Stored entries:
**********

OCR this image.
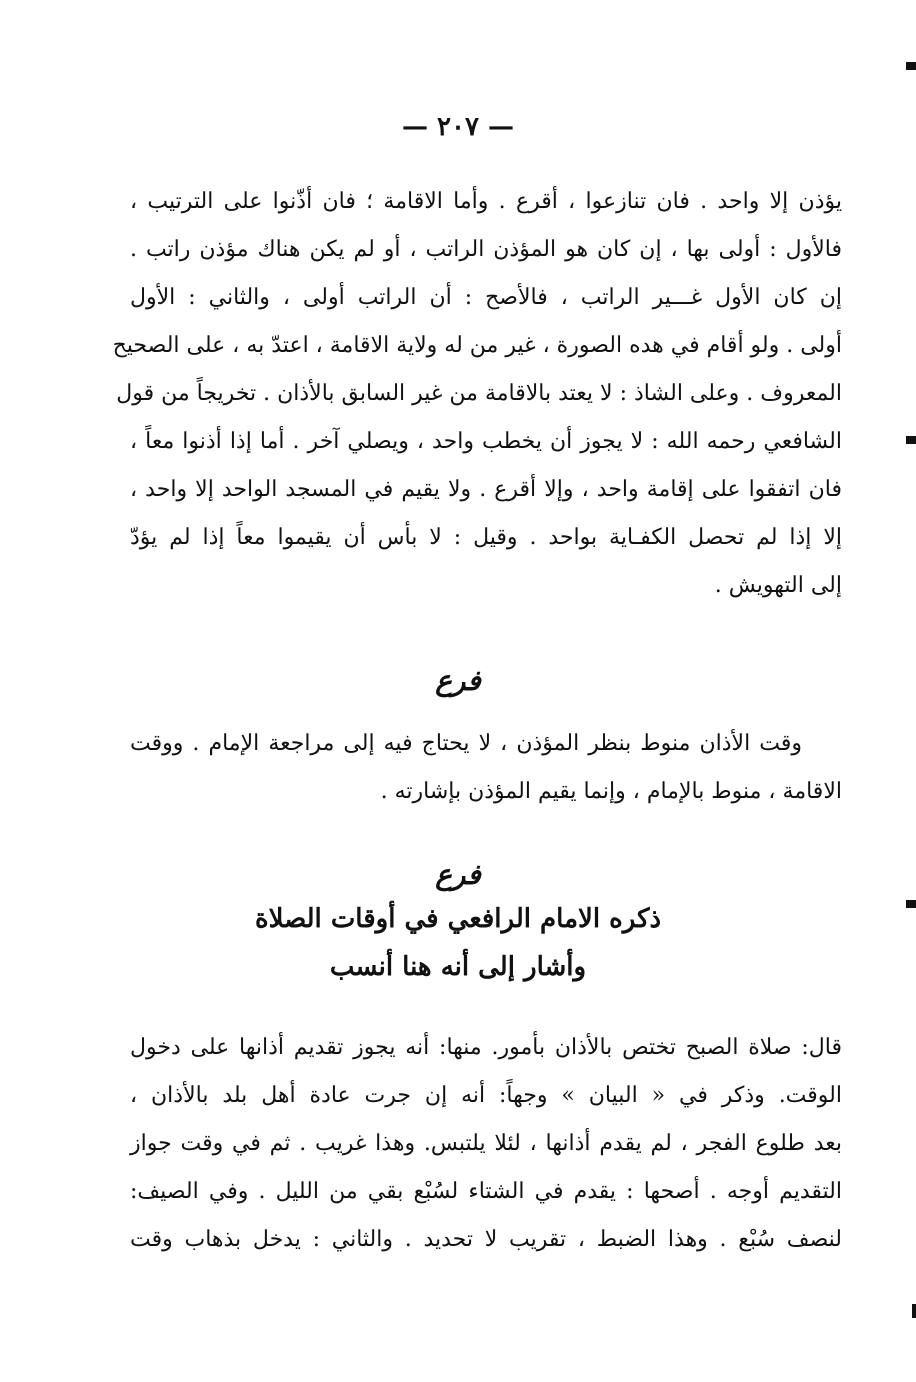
— ٢٠٧ —
يؤذن إلا واحد . فان تنازعوا ، أقرع . وأما الاقامة ؛ فان أذّنوا على الترتيب ،
فالأول : أولى بها ، إن كان هو المؤذن الراتب ، أو لم يكن هناك مؤذن راتب .
إن كان الأول غـــير الراتب ، فالأصح : أن الراتب أولى ، والثاني : الأول
أولى . ولو أقام في هده الصورة ، غير من له ولاية الاقامة ، اعتدّ به ، على الصحيح
المعروف . وعلى الشاذ : لا يعتد بالاقامة من غير السابق بالأذان . تخريجاً من قول
الشافعي رحمه الله : لا يجوز أن يخطب واحد ، ويصلي آخر . أما إذا أذنوا معاً ،
فان اتفقوا على إقامة واحد ، وإلا أقرع . ولا يقيم في المسجد الواحد إلا واحد ،
إلا إذا لم تحصل الكفـاية بواحد . وقيل : لا بأس أن يقيموا معاً إذا لم يؤدّ
إلى التهويش .
فرع
وقت الأذان منوط بنظر المؤذن ، لا يحتاج فيه إلى مراجعة الإمام . ووقت
الاقامة ، منوط بالإمام ، وإنما يقيم المؤذن بإشارته .
فرع
ذكره الامام الرافعي في أوقات الصلاة
وأشار إلى أنه هنا أنسب
قال: صلاة الصبح تختص بالأذان بأمور. منها: أنه يجوز تقديم أذانها على دخول
الوقت. وذكر في « البيان » وجهاً: أنه إن جرت عادة أهل بلد بالأذان ،
بعد طلوع الفجر ، لم يقدم أذانها ، لئلا يلتبس. وهذا غريب . ثم في وقت جواز
التقديم أوجه . أصحها : يقدم في الشتاء لسُبْع بقي من الليل . وفي الصيف:
لنصف سُبْع . وهذا الضبط ، تقريب لا تحديد . والثاني : يدخل بذهاب وقت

**********

> [TASK TO CARRY OUT] Write out the data precisely as given, excluding the pictures.

> [THE RESULT]
OCR this image.
— ٢٠٧ —
يؤذن إلا واحد . فان تنازعوا ، أقرع . وأما الاقامة ؛ فان أذّنوا على الترتيب ،
فالأول : أولى بها ، إن كان هو المؤذن الراتب ، أو لم يكن هناك مؤذن راتب .
إن كان الأول غـــير الراتب ، فالأصح : أن الراتب أولى ، والثاني : الأول
أولى . ولو أقام في هده الصورة ، غير من له ولاية الاقامة ، اعتدّ به ، على الصحيح
المعروف . وعلى الشاذ : لا يعتد بالاقامة من غير السابق بالأذان . تخريجاً من قول
الشافعي رحمه الله : لا يجوز أن يخطب واحد ، ويصلي آخر . أما إذا أذنوا معاً ،
فان اتفقوا على إقامة واحد ، وإلا أقرع . ولا يقيم في المسجد الواحد إلا واحد ،
إلا إذا لم تحصل الكفـاية بواحد . وقيل : لا بأس أن يقيموا معاً إذا لم يؤدّ
إلى التهويش .
فرع
وقت الأذان منوط بنظر المؤذن ، لا يحتاج فيه إلى مراجعة الإمام . ووقت
الاقامة ، منوط بالإمام ، وإنما يقيم المؤذن بإشارته .
فرع
ذكره الامام الرافعي في أوقات الصلاة
وأشار إلى أنه هنا أنسب
قال: صلاة الصبح تختص بالأذان بأمور. منها: أنه يجوز تقديم أذانها على دخول
الوقت. وذكر في « البيان » وجهاً: أنه إن جرت عادة أهل بلد بالأذان ،
بعد طلوع الفجر ، لم يقدم أذانها ، لئلا يلتبس. وهذا غريب . ثم في وقت جواز
التقديم أوجه . أصحها : يقدم في الشتاء لسُبْع بقي من الليل . وفي الصيف:
لنصف سُبْع . وهذا الضبط ، تقريب لا تحديد . والثاني : يدخل بذهاب وقت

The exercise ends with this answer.